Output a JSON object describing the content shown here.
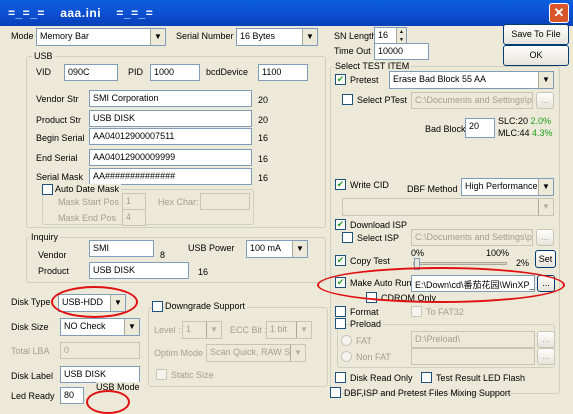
{
  "window": {
    "title": "=_=_=    aaa.ini    =_=_=",
    "close": "✕"
  },
  "mode": {
    "label": "Mode",
    "value": "Memory Bar"
  },
  "serial_number": {
    "label": "Serial Number",
    "value": "16 Bytes"
  },
  "sn_length": {
    "label": "SN Length",
    "value": "16"
  },
  "time_out": {
    "label": "Time Out",
    "value": "10000"
  },
  "buttons": {
    "save_to_file": "Save To File",
    "ok": "OK"
  },
  "usb": {
    "group": "USB",
    "vid_label": "VID",
    "vid": "090C",
    "pid_label": "PID",
    "pid": "1000",
    "bcd_label": "bcdDevice",
    "bcd": "1100",
    "vendor_label": "Vendor Str",
    "vendor": "SMI Corporation",
    "vendor_len": "20",
    "product_label": "Product Str",
    "product": "USB DISK",
    "product_len": "20",
    "begin_label": "Begin Serial",
    "begin": "AA04012900007511",
    "begin_len": "16",
    "end_label": "End Serial",
    "end": "AA04012900009999",
    "end_len": "16",
    "mask_label": "Serial Mask",
    "mask": "AA##############",
    "mask_len": "16",
    "auto_date_mask": "Auto Date Mask",
    "mask_start_label": "Mask Start Pos",
    "mask_start": "1",
    "hex_char_label": "Hex Char:",
    "mask_end_label": "Mask End Pos",
    "mask_end": "4"
  },
  "inquiry": {
    "group": "Inquiry",
    "vendor_label": "Vendor",
    "vendor": "SMI",
    "vendor_len": "8",
    "product_label": "Product",
    "product": "USB DISK",
    "product_len": "16",
    "usb_power_label": "USB Power",
    "usb_power": "100 mA"
  },
  "disk_type": {
    "label": "Disk Type",
    "value": "USB-HDD"
  },
  "disk_size": {
    "label": "Disk Size",
    "value": "NO Check"
  },
  "total_lba": {
    "label": "Total LBA",
    "value": "0"
  },
  "disk_label": {
    "label": "Disk Label",
    "value": "USB DISK"
  },
  "led_ready": {
    "label": "Led Ready",
    "value": "80"
  },
  "usb_mode": {
    "label": "USB Mode"
  },
  "downgrade": {
    "label": "Downgrade Support",
    "level_label": "Level :",
    "level": "1",
    "ecc_label": "ECC Bit :",
    "ecc": "1 bit",
    "optim_label": "Optim Mode :",
    "optim": "Scan Quick, RAW Slo",
    "static_size": "Static Size"
  },
  "test_item": {
    "group": "Select TEST ITEM",
    "pretest": "Pretest",
    "pretest_value": "Erase Bad Block 55 AA",
    "select_ptest": "Select PTest",
    "ptest_path": "C:\\Documents and Settings\\pit",
    "bad_block_label": "Bad Block",
    "bad_block": "20",
    "slc_label": "SLC:20",
    "slc_pct": "2.0%",
    "mlc_label": "MLC:44",
    "mlc_pct": "4.3%",
    "write_cid": "Write CID",
    "dbf_method_label": "DBF Method",
    "dbf_method": "High Performance _",
    "download_isp": "Download ISP",
    "select_isp": "Select ISP",
    "isp_path": "C:\\Documents and Settings\\pit",
    "copy_test": "Copy Test",
    "copy_min": "0%",
    "copy_max": "100%",
    "copy_val": "2%",
    "set": "Set",
    "make_auto_run": "Make Auto Run",
    "auto_run_path": "E:\\Down\\cd\\番茄花园\\WinXP_",
    "browse": "...",
    "cdrom_only": "CDROM Only",
    "format": "Format",
    "to_fat32": "To FAT32",
    "preload": "Preload",
    "fat": "FAT",
    "preload_path": "D:\\Preload\\",
    "non_fat": "Non FAT",
    "disk_read_only": "Disk Read Only",
    "test_result_led": "Test Result LED Flash",
    "dbf_mixing": "DBF,ISP and Pretest Files Mixing Support"
  }
}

= = = =

## DIRECTIVE
Exactly reproduce the entries above, minus the pictures.

## TASK RESPONSE
Output a JSON object describing the content shown here.
{
  "window": {
    "title": "=_=_=    aaa.ini    =_=_=",
    "close": "✕"
  },
  "mode": {
    "label": "Mode",
    "value": "Memory Bar"
  },
  "serial_number": {
    "label": "Serial Number",
    "value": "16 Bytes"
  },
  "sn_length": {
    "label": "SN Length",
    "value": "16"
  },
  "time_out": {
    "label": "Time Out",
    "value": "10000"
  },
  "buttons": {
    "save_to_file": "Save To File",
    "ok": "OK"
  },
  "usb": {
    "group": "USB",
    "vid_label": "VID",
    "vid": "090C",
    "pid_label": "PID",
    "pid": "1000",
    "bcd_label": "bcdDevice",
    "bcd": "1100",
    "vendor_label": "Vendor Str",
    "vendor": "SMI Corporation",
    "vendor_len": "20",
    "product_label": "Product Str",
    "product": "USB DISK",
    "product_len": "20",
    "begin_label": "Begin Serial",
    "begin": "AA04012900007511",
    "begin_len": "16",
    "end_label": "End Serial",
    "end": "AA04012900009999",
    "end_len": "16",
    "mask_label": "Serial Mask",
    "mask": "AA##############",
    "mask_len": "16",
    "auto_date_mask": "Auto Date Mask",
    "mask_start_label": "Mask Start Pos",
    "mask_start": "1",
    "hex_char_label": "Hex Char:",
    "mask_end_label": "Mask End Pos",
    "mask_end": "4"
  },
  "inquiry": {
    "group": "Inquiry",
    "vendor_label": "Vendor",
    "vendor": "SMI",
    "vendor_len": "8",
    "product_label": "Product",
    "product": "USB DISK",
    "product_len": "16",
    "usb_power_label": "USB Power",
    "usb_power": "100 mA"
  },
  "disk_type": {
    "label": "Disk Type",
    "value": "USB-HDD"
  },
  "disk_size": {
    "label": "Disk Size",
    "value": "NO Check"
  },
  "total_lba": {
    "label": "Total LBA",
    "value": "0"
  },
  "disk_label": {
    "label": "Disk Label",
    "value": "USB DISK"
  },
  "led_ready": {
    "label": "Led Ready",
    "value": "80"
  },
  "usb_mode": {
    "label": "USB Mode"
  },
  "downgrade": {
    "label": "Downgrade Support",
    "level_label": "Level :",
    "level": "1",
    "ecc_label": "ECC Bit :",
    "ecc": "1 bit",
    "optim_label": "Optim Mode :",
    "optim": "Scan Quick, RAW Slo",
    "static_size": "Static Size"
  },
  "test_item": {
    "group": "Select TEST ITEM",
    "pretest": "Pretest",
    "pretest_value": "Erase Bad Block 55 AA",
    "select_ptest": "Select PTest",
    "ptest_path": "C:\\Documents and Settings\\pit",
    "bad_block_label": "Bad Block",
    "bad_block": "20",
    "slc_label": "SLC:20",
    "slc_pct": "2.0%",
    "mlc_label": "MLC:44",
    "mlc_pct": "4.3%",
    "write_cid": "Write CID",
    "dbf_method_label": "DBF Method",
    "dbf_method": "High Performance _",
    "download_isp": "Download ISP",
    "select_isp": "Select ISP",
    "isp_path": "C:\\Documents and Settings\\pit",
    "copy_test": "Copy Test",
    "copy_min": "0%",
    "copy_max": "100%",
    "copy_val": "2%",
    "set": "Set",
    "make_auto_run": "Make Auto Run",
    "auto_run_path": "E:\\Down\\cd\\番茄花园\\WinXP_",
    "browse": "...",
    "cdrom_only": "CDROM Only",
    "format": "Format",
    "to_fat32": "To FAT32",
    "preload": "Preload",
    "fat": "FAT",
    "preload_path": "D:\\Preload\\",
    "non_fat": "Non FAT",
    "disk_read_only": "Disk Read Only",
    "test_result_led": "Test Result LED Flash",
    "dbf_mixing": "DBF,ISP and Pretest Files Mixing Support"
  }
}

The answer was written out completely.